Find the lines holding the word "astui" and collect them.

== == ==

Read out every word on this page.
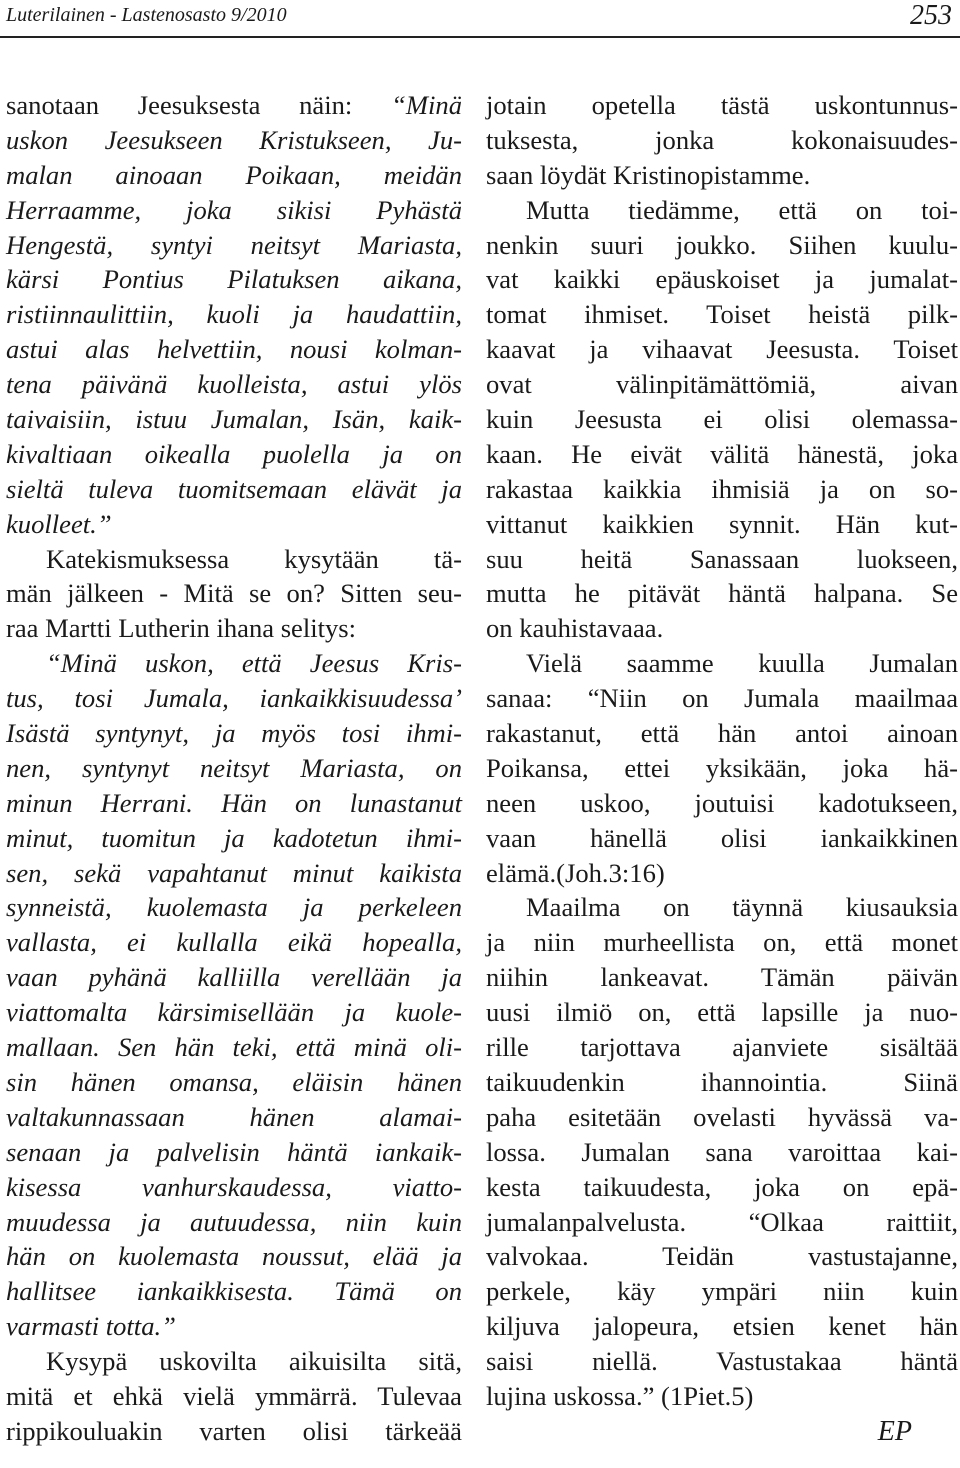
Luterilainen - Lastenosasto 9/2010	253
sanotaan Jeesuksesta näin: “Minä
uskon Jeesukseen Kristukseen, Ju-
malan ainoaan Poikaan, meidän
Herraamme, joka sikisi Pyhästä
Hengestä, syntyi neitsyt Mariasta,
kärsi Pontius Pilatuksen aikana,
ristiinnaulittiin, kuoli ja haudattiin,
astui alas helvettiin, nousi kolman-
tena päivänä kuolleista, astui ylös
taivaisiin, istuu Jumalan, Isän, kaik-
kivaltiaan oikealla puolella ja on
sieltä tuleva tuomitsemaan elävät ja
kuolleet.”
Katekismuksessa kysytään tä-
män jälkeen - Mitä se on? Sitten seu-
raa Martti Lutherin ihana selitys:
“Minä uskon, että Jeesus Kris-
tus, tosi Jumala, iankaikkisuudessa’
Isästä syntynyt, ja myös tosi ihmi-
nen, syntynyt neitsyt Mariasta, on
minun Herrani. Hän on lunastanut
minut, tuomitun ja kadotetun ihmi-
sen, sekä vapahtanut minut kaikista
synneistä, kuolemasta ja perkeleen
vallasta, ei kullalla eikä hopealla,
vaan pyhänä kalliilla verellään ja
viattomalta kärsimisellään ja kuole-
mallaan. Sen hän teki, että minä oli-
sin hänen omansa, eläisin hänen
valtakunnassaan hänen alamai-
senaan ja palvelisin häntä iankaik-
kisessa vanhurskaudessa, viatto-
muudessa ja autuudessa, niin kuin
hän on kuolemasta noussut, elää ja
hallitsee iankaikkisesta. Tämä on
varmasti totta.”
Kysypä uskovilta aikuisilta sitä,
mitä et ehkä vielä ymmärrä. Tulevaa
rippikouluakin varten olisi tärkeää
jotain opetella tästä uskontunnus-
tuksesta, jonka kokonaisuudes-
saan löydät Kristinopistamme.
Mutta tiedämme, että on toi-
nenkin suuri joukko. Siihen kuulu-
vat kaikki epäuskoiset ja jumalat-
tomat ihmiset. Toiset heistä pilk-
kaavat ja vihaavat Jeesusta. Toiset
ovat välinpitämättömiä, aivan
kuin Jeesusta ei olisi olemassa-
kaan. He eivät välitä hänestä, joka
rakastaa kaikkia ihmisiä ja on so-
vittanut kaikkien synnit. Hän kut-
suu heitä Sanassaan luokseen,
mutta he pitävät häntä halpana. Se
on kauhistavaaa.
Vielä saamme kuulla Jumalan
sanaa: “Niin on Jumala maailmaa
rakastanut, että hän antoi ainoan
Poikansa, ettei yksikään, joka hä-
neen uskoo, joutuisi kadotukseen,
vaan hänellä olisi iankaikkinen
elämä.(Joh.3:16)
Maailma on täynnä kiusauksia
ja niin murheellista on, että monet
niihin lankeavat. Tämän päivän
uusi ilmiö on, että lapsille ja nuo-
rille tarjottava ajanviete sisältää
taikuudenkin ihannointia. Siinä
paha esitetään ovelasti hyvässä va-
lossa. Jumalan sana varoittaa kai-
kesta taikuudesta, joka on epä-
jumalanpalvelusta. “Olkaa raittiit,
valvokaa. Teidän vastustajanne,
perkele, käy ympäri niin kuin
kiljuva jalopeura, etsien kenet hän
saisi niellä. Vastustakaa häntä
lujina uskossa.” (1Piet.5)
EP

== == ==

Full output:
astui alas helvettiin, nousi kolman-
tena päivänä kuolleista, astui ylös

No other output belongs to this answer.